■ WHAT TO WORK ON
Transcribe the material in full, exactly as written.

■ EXERCISE MATERIAL
+++
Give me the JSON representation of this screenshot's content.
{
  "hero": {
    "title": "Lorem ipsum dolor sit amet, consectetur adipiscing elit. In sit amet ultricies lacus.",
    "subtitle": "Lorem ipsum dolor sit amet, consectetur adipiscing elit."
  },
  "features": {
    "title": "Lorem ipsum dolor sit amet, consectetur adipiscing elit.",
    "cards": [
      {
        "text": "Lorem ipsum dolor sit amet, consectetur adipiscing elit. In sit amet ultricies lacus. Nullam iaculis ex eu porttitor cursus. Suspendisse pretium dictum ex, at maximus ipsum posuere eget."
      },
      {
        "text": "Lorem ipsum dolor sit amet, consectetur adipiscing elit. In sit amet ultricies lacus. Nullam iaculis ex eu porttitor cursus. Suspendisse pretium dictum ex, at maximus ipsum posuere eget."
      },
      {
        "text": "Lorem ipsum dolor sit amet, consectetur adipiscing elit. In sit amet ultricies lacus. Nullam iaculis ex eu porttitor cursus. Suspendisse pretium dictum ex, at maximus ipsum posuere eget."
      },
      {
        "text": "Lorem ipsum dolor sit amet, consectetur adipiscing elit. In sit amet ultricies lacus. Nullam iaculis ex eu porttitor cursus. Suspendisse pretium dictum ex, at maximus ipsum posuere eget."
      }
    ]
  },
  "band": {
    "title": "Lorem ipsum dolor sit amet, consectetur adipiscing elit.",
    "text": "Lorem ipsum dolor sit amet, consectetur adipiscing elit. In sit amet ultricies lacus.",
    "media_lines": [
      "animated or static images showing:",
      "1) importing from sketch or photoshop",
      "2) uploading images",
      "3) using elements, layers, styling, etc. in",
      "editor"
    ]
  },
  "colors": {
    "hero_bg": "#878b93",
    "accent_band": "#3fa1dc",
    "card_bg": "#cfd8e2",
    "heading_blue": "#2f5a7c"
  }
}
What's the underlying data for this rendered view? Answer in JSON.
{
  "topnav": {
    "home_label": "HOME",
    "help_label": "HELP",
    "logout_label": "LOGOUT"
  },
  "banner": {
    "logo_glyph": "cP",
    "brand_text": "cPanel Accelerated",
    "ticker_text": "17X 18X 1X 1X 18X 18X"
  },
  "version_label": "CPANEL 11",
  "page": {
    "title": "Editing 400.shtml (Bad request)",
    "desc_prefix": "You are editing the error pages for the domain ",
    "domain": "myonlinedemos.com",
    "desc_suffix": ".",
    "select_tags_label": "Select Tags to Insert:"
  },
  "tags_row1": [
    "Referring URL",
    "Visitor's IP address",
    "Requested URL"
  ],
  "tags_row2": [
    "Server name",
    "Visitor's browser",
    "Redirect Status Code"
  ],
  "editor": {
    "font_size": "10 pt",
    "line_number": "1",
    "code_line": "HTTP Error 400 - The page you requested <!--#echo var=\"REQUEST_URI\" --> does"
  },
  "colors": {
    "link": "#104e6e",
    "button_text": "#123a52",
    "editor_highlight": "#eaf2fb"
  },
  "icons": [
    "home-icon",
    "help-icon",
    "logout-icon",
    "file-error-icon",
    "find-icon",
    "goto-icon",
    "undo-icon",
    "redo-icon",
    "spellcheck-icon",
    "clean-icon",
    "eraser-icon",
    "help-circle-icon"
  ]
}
+++
■ SOLUTION BELOW
Give me the JSON representation of this screenshot's content.
{
  "hero": {
    "title": "Lorem ipsum dolor sit amet, consectetur adipiscing elit. In sit amet ultricies lacus.",
    "subtitle": "Lorem ipsum dolor sit amet, consectetur adipiscing elit."
  },
  "features": {
    "title": "Lorem ipsum dolor sit amet, consectetur adipiscing elit.",
    "cards": [
      {
        "text": "Lorem ipsum dolor sit amet, consectetur adipiscing elit. In sit amet ultricies lacus. Nullam iaculis ex eu porttitor cursus. Suspendisse pretium dictum ex, at maximus ipsum posuere eget."
      },
      {
        "text": "Lorem ipsum dolor sit amet, consectetur adipiscing elit. In sit amet ultricies lacus. Nullam iaculis ex eu porttitor cursus. Suspendisse pretium dictum ex, at maximus ipsum posuere eget."
      },
      {
        "text": "Lorem ipsum dolor sit amet, consectetur adipiscing elit. In sit amet ultricies lacus. Nullam iaculis ex eu porttitor cursus. Suspendisse pretium dictum ex, at maximus ipsum posuere eget."
      },
      {
        "text": "Lorem ipsum dolor sit amet, consectetur adipiscing elit. In sit amet ultricies lacus. Nullam iaculis ex eu porttitor cursus. Suspendisse pretium dictum ex, at maximus ipsum posuere eget."
      }
    ]
  },
  "band": {
    "title": "Lorem ipsum dolor sit amet, consectetur adipiscing elit.",
    "text": "Lorem ipsum dolor sit amet, consectetur adipiscing elit. In sit amet ultricies lacus.",
    "media_lines": [
      "animated or static images showing:",
      "1) importing from sketch or photoshop",
      "2) uploading images",
      "3) using elements, layers, styling, etc. in",
      "editor"
    ]
  },
  "colors": {
    "hero_bg": "#878b93",
    "accent_band": "#3fa1dc",
    "card_bg": "#cfd8e2",
    "heading_blue": "#2f5a7c"
  }
}
What's the underlying data for this rendered view? Answer in JSON.
{
  "topnav": {
    "home_label": "HOME",
    "help_label": "HELP",
    "logout_label": "LOGOUT"
  },
  "banner": {
    "logo_glyph": "cP",
    "brand_text": "cPanel Accelerated",
    "ticker_text": "17X 18X 1X 1X 18X 18X"
  },
  "version_label": "CPANEL 11",
  "page": {
    "title": "Editing 400.shtml (Bad request)",
    "desc_prefix": "You are editing the error pages for the domain ",
    "domain": "myonlinedemos.com",
    "desc_suffix": ".",
    "select_tags_label": "Select Tags to Insert:"
  },
  "tags_row1": [
    "Referring URL",
    "Visitor's IP address",
    "Requested URL"
  ],
  "tags_row2": [
    "Server name",
    "Visitor's browser",
    "Redirect Status Code"
  ],
  "editor": {
    "font_size": "10 pt",
    "line_number": "1",
    "code_line": "HTTP Error 400 - The page you requested <!--#echo var=\"REQUEST_URI\" --> does"
  },
  "colors": {
    "link": "#104e6e",
    "button_text": "#123a52",
    "editor_highlight": "#eaf2fb"
  },
  "icons": [
    "home-icon",
    "help-icon",
    "logout-icon",
    "file-error-icon",
    "find-icon",
    "goto-icon",
    "undo-icon",
    "redo-icon",
    "spellcheck-icon",
    "clean-icon",
    "eraser-icon",
    "help-circle-icon"
  ]
}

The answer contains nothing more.